> [所示文段]:
* * * * * * * * *

最后发现不如单线程跑得快,因此最终程序为

"""
@author:HY
@time:2021/11/1:16:51
"""
import pandas as pd
import time
import pickle
from tqdm import tqdm
import datetime

class Request:
    def __init__(self, start_time, s_lng, s_lat):
        self.start_time = start_time
        self.s_lng = s_lng
        self.s_lat = s_lat
        self.e_lng = None
        self.e_lat = None
        self.end_time = None
def solve_file(name, file):
    taxi_dic = {}
    for index, row in tqdm(file.iterrows(), desc='处理成逐个车辆'):
        date, taxi_time, _, plate_number, lng, lat, _, _, state, _ = row
        if plate_number in taxi_dic.keys():
            taxi_dic[plate_number].append([taxi_time, state, lng, lat])
        else:
            taxi_dic[plate_number] = [[taxi_time, state, lng, lat],]
    print('车辆数目', len(taxi_dic.keys()))
    with open('数据文件/单线程-车辆数据字典.pickle', 'wb') as f:
        pickle.dump(taxi_dic, f)
    return taxi_dic

def sum_request(taxi_dic):
    req_list = []
    for _, value in tqdm(taxi_dic.items(), desc='处理每个车辆'):
        sort_date = sorted(value, key=lambda item: item[0])
        vehicle_req_list = get_request(sort_date)
        req_list.extend(vehicle_req_list)
    # 保存订单数据
    with open('数据文件/shenzhen_req.pickle', 'wb') as f:
        pickle.dump(req_list, f)

def get_request(sort_data):
        """
        sort_data是一个列表,每个元素是一个列表 now, state, lng, lat
        """
        last = [None, 0, None, None]
        request_list = []
        one_request = None
        for s in sort_data:
            now, state, lng, lat = s  # 此刻状态
            last_now, last_state, last_lng, last_lat = last  # 之前状态
            if last_state == 0:  # 之前是没有人的状态,找1建立request
                if state == 0:
                    continue  # 中间的0全部跳过
                elif state == 1:  # 找到了一个首字母1,建立request并且last记录为当前
                    one_request = Request(now, lng, lat)

* * * * * * * * *

> [材料]:
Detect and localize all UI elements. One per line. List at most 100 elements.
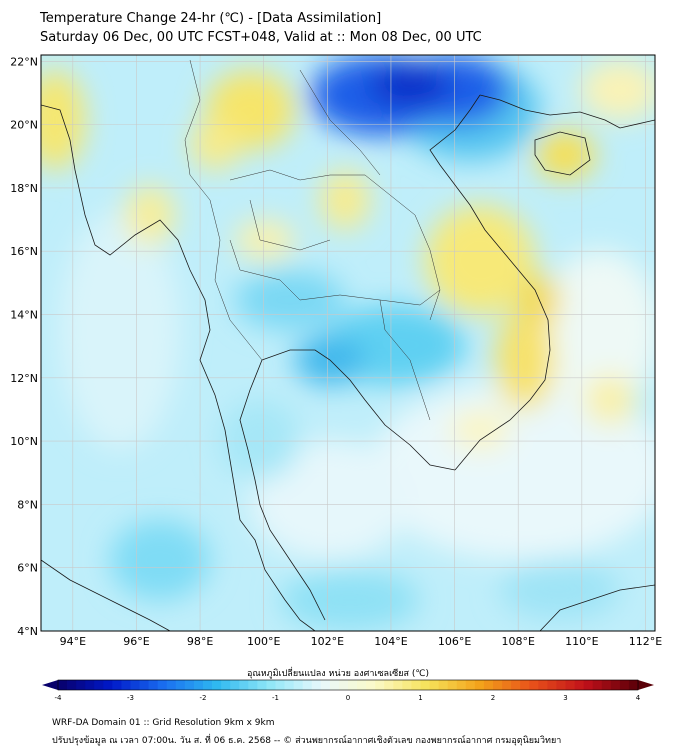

* * * * * * * * *

> [待办操作]:
1) 在出租车订单处理代码中,solve_file 函数把车辆数据字典保存到哪个文件?
2) 从出租车订单处理代码的最后一行之后续写这段程序。
这些材料与文段彼此独立。

> [结果]:
1) 数据文件/单线程-车辆数据字典.pickle

2)
                last = [now, state, lng, lat]
            elif last_state == 1:  # 有人的状态,找0前面的1
                if state == 0:
                    one_request.end_time = last_now
                    one_request.e_lng = last_lng
                    one_request.e_lat = last_lat
                    request_list.append(one_request)
                last = [now, state, lng, lat]
        last_now, last_state, last_lng, last_lat = last  # 之前状态
        if last_state == 1:
            one_request.end_time = last_now
            one_request.e_lng = last_lng
            one_request.e_lat = last_lat
            request_list.append(one_request)
        return request_list

def get_file():
    """
    处理原文件获得订单
    :return:
    """
    time1 = time.time()
    df = pd.read_csv('20160920_taxigps.csv', header=None, sep='\t')
    time2 = time.time()
    taxi_dic = solve_file('all', df)
    time3 = time.time()
    sum_request(taxi_dic)
    time4 = time.time()

    print(f'读数据时间{time2-time1},处理成单车辆时间{time3-time2},统计订单时间{time4-time3}')